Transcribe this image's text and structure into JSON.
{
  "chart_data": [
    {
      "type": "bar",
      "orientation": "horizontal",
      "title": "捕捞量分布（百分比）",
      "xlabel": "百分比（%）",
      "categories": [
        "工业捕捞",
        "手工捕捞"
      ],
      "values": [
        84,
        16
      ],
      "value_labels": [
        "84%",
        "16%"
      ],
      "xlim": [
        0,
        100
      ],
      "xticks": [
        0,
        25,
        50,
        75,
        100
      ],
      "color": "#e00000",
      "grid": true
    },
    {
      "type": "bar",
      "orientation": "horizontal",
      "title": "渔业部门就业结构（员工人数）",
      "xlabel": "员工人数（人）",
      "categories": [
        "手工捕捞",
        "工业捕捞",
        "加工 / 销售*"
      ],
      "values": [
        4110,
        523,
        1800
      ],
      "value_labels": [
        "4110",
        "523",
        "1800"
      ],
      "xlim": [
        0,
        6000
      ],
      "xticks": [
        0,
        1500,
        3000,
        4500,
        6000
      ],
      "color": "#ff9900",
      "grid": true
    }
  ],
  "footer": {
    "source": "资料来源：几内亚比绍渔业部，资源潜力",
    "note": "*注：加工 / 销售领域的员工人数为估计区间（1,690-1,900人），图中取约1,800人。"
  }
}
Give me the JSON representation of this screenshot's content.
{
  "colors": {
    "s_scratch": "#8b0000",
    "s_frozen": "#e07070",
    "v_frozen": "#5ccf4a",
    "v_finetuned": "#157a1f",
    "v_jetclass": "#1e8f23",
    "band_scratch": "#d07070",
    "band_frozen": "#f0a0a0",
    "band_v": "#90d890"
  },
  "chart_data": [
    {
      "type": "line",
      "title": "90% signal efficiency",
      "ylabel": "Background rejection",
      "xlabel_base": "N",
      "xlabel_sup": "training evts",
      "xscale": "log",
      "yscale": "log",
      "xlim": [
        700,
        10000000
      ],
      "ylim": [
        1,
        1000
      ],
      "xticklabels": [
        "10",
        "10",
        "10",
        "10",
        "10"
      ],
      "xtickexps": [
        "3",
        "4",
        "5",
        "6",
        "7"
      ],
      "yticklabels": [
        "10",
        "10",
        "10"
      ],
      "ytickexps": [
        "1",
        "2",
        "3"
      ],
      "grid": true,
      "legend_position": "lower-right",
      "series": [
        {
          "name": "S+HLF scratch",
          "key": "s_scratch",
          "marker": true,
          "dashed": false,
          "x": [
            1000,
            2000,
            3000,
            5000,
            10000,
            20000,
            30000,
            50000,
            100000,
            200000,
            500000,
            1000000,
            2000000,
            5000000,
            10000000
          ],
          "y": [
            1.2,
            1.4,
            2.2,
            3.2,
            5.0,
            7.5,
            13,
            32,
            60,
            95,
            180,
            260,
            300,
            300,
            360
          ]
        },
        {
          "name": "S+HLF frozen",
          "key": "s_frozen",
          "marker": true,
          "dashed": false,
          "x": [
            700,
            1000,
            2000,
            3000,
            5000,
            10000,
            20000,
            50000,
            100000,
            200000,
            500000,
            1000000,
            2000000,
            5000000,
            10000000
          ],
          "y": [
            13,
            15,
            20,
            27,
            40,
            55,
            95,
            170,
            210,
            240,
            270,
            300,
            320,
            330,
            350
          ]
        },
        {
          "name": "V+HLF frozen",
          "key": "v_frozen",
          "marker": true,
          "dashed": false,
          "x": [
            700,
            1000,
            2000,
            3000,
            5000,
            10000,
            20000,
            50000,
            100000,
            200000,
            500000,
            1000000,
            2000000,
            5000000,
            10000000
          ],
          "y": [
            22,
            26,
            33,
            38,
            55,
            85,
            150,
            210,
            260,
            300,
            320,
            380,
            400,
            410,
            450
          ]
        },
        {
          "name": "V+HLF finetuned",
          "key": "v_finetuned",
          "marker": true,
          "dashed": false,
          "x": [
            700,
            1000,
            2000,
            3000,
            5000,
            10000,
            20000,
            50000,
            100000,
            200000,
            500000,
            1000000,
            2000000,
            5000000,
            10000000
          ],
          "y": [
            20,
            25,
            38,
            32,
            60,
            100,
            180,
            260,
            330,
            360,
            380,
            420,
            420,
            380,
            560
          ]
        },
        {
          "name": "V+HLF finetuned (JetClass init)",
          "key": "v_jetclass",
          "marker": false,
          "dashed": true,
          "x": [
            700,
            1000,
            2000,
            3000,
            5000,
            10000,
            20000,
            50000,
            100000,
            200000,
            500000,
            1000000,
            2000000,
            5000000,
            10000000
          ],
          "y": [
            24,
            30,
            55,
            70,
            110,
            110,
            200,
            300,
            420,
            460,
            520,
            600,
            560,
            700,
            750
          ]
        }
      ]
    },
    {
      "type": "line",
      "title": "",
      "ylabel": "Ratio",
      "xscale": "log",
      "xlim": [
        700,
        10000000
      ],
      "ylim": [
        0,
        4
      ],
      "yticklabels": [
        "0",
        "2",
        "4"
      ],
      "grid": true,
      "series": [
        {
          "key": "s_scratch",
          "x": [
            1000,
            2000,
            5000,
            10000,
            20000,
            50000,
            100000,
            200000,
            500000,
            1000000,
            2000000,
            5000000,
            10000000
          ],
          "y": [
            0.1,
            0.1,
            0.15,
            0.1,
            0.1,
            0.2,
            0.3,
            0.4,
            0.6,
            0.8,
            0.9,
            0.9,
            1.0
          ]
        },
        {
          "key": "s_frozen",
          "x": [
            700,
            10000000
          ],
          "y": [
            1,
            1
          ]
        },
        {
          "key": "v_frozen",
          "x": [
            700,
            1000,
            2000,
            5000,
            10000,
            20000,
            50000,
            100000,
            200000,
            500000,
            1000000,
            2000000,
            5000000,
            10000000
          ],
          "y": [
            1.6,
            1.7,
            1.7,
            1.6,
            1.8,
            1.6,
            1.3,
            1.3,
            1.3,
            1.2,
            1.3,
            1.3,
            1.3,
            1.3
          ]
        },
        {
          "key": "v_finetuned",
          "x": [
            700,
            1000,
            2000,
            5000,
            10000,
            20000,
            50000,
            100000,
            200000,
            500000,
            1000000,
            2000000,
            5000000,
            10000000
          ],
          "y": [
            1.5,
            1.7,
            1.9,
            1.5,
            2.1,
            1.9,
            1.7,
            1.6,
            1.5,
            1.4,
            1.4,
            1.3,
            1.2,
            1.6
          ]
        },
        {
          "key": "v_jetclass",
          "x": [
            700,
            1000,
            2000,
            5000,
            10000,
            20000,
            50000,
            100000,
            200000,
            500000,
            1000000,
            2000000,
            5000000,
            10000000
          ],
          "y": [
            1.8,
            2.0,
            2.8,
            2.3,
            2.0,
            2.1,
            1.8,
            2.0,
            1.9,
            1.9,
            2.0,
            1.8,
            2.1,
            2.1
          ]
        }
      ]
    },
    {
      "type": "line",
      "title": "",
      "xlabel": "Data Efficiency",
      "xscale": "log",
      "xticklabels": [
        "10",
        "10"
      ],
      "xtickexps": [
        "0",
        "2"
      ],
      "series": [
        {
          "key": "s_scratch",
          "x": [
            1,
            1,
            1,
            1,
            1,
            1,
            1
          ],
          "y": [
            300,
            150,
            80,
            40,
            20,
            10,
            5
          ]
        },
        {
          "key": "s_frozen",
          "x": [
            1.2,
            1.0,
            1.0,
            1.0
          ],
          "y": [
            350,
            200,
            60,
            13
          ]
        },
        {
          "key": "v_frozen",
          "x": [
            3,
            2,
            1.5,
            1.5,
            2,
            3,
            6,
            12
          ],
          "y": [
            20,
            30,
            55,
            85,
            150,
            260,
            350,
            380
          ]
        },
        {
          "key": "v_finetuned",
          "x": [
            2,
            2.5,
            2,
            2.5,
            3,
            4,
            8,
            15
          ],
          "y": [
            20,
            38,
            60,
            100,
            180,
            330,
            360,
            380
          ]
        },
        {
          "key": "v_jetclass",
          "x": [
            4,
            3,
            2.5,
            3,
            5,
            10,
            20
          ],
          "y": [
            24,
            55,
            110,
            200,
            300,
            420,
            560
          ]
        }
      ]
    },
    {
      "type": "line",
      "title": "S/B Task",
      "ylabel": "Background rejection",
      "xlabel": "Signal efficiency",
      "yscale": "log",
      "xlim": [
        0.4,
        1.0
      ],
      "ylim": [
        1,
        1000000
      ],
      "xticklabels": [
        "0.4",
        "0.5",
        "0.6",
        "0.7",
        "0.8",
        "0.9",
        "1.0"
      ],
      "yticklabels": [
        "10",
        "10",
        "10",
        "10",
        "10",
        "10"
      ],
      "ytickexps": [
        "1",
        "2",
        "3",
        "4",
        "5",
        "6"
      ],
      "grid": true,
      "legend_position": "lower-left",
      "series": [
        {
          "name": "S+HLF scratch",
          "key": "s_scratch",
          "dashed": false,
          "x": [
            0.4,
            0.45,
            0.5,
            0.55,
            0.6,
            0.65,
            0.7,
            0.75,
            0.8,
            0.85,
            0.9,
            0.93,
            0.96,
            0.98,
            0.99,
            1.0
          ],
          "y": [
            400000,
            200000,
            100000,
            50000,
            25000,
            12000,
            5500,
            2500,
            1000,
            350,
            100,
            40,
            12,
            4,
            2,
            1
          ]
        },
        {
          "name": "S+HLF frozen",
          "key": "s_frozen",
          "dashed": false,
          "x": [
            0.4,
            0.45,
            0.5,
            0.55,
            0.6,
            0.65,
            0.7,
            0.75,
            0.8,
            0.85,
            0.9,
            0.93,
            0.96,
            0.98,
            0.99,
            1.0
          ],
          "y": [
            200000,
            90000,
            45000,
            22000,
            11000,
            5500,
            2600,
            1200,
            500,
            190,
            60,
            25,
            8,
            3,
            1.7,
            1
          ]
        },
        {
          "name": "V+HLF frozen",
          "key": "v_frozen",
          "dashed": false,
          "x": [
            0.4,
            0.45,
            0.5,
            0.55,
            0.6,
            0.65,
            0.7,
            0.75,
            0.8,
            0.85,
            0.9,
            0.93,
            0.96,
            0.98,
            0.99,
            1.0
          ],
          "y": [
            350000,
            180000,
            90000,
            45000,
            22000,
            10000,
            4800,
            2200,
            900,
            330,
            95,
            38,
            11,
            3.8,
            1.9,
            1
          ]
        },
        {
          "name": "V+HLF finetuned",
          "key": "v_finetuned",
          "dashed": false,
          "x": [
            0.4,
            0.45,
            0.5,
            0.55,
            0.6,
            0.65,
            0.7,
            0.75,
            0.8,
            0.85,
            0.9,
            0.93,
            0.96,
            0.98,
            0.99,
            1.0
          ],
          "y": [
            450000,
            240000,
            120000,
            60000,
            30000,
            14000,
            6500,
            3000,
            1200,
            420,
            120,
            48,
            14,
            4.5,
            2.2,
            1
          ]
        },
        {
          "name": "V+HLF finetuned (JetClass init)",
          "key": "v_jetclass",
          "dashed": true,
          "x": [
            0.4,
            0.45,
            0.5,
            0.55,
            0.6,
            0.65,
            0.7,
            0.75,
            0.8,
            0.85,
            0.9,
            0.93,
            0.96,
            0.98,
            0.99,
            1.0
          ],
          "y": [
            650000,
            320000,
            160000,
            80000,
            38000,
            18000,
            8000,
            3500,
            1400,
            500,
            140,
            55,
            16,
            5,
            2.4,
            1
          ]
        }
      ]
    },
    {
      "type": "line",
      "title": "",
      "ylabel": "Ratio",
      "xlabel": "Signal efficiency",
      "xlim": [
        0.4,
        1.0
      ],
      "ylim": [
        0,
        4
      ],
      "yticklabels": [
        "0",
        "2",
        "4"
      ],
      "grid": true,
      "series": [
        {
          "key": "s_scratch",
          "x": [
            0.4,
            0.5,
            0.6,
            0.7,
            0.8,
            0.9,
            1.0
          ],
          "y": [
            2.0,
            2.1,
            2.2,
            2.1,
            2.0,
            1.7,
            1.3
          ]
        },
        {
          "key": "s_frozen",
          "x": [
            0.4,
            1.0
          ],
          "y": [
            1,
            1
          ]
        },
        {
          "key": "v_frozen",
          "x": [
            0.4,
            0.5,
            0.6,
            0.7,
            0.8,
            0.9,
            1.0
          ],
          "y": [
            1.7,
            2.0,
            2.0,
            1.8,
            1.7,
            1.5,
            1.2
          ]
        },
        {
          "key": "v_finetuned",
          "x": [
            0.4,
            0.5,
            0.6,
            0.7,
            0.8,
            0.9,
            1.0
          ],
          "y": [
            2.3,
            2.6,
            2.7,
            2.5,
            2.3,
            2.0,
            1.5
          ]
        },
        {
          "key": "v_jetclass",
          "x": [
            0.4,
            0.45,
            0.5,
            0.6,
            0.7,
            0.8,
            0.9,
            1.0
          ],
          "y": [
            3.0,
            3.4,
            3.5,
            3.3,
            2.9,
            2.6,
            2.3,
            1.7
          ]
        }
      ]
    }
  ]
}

→ **WHAT YOU ARE ASKED TO DO**
Set out every line from the material that contains the string "title".

→ **REPLY TO THE TASK**
      "title": "捕捞量分布（百分比）",
      "title": "渔业部门就业结构（员工人数）",
      "title": "90% signal efficiency",
      "title": "",
      "title": "",
      "title": "S/B Task",
      "title": "",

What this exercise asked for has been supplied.